= Do this =
Among the entries below, count the lines where the string "accent" occurs, and give only the number.

• • • • • • •

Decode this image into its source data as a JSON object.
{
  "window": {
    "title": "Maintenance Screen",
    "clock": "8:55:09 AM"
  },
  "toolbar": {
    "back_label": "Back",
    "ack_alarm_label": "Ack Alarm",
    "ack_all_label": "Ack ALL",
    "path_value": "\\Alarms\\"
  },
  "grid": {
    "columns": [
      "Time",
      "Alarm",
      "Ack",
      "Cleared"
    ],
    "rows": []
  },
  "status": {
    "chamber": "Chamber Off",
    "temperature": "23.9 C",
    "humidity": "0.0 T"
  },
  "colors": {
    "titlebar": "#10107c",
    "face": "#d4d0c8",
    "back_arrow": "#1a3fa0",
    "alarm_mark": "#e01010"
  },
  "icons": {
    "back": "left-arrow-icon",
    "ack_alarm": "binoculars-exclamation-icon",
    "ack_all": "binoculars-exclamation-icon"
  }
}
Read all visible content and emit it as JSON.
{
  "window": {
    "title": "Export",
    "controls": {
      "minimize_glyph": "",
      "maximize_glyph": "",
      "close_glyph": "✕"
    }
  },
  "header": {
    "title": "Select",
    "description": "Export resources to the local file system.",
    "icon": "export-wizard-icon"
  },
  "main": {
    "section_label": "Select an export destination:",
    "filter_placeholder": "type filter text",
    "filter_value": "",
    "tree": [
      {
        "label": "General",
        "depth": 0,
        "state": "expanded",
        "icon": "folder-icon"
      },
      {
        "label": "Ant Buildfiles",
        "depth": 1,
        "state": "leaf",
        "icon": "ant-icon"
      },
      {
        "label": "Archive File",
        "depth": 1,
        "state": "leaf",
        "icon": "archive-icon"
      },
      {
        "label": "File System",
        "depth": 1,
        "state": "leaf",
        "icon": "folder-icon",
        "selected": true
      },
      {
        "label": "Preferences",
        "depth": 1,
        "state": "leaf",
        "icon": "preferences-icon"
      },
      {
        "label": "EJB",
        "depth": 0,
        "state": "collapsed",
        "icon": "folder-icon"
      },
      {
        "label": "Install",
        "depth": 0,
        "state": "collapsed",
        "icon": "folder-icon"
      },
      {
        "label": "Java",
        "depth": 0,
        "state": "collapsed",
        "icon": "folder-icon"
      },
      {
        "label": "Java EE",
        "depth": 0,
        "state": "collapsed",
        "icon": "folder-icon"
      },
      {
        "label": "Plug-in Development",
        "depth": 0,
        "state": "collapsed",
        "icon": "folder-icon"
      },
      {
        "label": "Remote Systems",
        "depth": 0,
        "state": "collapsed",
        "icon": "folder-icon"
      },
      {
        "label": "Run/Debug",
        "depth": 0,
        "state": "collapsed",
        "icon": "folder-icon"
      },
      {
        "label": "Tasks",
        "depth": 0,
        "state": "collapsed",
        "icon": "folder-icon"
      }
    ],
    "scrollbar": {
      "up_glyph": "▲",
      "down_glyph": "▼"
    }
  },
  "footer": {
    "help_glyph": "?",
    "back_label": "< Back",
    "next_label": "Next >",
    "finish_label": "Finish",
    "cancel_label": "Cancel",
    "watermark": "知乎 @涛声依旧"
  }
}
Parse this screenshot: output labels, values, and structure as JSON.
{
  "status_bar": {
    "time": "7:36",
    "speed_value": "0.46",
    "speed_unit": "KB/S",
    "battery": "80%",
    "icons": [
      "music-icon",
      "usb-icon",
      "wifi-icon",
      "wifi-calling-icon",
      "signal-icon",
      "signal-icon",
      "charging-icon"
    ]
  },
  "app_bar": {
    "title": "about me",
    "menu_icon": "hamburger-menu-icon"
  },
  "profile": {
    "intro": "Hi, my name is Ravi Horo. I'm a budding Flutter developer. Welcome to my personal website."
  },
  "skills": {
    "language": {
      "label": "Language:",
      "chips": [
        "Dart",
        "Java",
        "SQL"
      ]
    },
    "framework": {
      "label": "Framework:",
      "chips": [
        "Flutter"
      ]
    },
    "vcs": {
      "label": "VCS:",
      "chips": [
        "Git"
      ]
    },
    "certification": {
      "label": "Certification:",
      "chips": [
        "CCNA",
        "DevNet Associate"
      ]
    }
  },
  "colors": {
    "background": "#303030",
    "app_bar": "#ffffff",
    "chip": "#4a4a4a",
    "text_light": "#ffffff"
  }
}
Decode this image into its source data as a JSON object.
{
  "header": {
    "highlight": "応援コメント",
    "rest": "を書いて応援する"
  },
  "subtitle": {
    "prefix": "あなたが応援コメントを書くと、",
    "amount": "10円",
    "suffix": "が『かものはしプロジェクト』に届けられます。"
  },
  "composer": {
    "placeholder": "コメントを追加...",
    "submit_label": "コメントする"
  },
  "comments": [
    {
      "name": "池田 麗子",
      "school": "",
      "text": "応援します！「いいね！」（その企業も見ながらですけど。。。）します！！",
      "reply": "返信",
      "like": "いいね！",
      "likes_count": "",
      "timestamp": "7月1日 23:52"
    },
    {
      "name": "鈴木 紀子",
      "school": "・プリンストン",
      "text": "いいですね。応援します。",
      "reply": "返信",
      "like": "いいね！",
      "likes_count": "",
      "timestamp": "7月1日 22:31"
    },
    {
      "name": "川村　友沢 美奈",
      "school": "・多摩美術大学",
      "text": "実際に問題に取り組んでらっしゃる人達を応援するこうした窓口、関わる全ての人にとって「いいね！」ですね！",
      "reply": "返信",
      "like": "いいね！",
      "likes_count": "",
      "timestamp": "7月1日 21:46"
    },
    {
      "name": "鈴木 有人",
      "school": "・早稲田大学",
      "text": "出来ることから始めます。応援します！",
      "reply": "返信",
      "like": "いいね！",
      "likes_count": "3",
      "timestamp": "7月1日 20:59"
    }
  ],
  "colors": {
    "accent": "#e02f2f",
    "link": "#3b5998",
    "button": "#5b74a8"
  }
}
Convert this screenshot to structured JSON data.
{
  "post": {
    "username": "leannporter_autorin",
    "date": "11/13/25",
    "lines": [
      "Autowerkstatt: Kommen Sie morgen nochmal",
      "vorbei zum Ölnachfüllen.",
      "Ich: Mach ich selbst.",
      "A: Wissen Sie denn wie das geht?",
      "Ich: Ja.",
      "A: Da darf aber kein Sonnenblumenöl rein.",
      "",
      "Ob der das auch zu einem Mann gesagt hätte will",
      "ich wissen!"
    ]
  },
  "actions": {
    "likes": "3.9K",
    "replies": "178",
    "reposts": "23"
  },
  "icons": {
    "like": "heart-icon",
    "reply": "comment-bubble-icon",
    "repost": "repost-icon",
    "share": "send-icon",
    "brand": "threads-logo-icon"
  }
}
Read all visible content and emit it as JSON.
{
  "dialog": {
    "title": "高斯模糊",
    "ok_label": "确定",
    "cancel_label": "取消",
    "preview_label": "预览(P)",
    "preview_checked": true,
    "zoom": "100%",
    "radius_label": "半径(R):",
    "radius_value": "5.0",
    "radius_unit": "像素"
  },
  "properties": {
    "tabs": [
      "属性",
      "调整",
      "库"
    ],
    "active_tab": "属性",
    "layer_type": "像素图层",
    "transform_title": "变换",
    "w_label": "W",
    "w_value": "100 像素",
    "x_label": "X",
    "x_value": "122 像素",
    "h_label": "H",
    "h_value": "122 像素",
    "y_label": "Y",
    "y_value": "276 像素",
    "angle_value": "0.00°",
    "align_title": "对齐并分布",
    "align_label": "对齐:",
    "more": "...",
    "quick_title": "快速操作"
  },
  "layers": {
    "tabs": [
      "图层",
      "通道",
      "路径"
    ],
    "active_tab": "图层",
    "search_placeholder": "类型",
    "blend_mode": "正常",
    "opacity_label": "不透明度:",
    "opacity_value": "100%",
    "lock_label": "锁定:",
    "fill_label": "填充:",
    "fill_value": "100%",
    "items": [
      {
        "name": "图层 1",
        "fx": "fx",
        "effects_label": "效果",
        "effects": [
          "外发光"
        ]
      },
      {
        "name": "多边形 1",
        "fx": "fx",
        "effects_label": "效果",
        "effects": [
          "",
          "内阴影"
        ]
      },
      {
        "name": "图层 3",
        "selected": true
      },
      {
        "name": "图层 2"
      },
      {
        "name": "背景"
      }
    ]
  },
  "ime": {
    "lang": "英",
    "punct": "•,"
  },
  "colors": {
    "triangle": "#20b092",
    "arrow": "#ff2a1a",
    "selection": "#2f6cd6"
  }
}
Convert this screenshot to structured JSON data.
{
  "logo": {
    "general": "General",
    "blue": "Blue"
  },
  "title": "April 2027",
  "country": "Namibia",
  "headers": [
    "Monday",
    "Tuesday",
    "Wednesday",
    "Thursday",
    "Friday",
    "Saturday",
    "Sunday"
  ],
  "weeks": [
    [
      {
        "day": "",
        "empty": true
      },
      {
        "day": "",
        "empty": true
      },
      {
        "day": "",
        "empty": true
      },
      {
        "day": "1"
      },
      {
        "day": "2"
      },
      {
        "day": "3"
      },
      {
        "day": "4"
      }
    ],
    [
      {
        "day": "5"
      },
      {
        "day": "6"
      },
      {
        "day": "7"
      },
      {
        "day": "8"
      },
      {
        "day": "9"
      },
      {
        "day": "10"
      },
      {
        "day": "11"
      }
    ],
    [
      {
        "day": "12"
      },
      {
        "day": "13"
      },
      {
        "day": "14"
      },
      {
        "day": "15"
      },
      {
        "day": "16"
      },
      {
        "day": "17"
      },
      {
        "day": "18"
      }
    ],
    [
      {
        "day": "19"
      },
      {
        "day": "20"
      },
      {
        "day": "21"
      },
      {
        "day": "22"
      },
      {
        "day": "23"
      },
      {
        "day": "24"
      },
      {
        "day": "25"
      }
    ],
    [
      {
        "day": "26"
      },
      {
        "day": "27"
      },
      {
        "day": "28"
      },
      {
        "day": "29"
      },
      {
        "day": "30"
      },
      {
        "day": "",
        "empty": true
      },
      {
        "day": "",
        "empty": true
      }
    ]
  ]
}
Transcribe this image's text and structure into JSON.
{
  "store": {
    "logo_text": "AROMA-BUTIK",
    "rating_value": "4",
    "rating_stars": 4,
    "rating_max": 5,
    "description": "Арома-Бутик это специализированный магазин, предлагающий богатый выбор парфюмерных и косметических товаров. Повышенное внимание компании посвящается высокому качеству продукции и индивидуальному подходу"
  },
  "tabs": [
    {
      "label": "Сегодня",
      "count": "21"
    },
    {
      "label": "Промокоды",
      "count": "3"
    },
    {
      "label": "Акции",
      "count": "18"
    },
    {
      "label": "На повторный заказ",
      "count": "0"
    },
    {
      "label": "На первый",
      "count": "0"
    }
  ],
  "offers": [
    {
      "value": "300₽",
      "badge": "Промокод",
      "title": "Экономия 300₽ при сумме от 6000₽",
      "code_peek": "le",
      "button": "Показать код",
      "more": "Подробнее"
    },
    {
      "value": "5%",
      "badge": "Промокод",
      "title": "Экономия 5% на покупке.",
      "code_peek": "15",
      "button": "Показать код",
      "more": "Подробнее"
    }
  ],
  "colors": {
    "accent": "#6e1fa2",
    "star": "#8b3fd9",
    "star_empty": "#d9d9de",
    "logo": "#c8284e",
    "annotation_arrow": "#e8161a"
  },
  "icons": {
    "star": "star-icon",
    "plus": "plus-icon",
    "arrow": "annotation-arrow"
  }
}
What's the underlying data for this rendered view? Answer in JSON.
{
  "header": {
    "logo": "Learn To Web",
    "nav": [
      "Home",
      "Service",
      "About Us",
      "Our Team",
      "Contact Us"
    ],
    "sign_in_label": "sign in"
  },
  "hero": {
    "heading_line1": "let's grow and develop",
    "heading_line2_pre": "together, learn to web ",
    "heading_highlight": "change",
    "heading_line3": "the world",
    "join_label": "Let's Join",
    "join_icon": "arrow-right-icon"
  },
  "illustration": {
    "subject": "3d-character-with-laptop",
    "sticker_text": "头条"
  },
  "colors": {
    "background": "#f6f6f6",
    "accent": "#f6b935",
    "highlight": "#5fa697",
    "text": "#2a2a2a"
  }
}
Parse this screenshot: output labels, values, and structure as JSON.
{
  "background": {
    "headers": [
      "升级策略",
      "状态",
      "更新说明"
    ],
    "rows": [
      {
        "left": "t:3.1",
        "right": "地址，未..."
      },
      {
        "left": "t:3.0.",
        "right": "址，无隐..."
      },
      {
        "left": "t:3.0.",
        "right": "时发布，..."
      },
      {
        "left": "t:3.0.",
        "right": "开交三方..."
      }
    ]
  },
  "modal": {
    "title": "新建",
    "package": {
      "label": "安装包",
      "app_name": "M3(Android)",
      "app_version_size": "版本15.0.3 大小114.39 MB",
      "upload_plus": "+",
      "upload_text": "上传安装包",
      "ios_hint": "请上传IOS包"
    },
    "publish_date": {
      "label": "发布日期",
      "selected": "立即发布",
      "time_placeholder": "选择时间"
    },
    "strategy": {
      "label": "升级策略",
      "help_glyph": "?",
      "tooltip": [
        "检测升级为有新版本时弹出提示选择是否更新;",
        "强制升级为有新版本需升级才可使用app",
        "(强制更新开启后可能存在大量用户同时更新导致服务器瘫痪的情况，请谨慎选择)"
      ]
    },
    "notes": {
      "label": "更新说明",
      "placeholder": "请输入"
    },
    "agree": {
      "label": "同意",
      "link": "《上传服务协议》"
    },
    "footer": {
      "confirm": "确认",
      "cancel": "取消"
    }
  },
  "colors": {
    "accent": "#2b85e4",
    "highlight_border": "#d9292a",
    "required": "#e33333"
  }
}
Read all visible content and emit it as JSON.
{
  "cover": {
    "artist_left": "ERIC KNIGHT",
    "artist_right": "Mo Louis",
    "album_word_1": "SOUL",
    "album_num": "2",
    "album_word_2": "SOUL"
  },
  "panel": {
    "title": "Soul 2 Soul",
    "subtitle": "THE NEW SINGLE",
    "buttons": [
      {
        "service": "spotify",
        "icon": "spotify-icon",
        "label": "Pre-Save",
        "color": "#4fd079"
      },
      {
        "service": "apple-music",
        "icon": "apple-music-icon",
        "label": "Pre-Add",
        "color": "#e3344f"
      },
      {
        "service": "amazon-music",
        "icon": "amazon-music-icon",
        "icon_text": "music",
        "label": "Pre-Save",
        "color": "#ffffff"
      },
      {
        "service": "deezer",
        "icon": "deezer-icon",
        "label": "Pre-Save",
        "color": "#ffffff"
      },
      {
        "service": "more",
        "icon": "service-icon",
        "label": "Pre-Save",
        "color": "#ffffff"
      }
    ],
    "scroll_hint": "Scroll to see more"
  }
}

• • • • • • •

= Response to this task =
4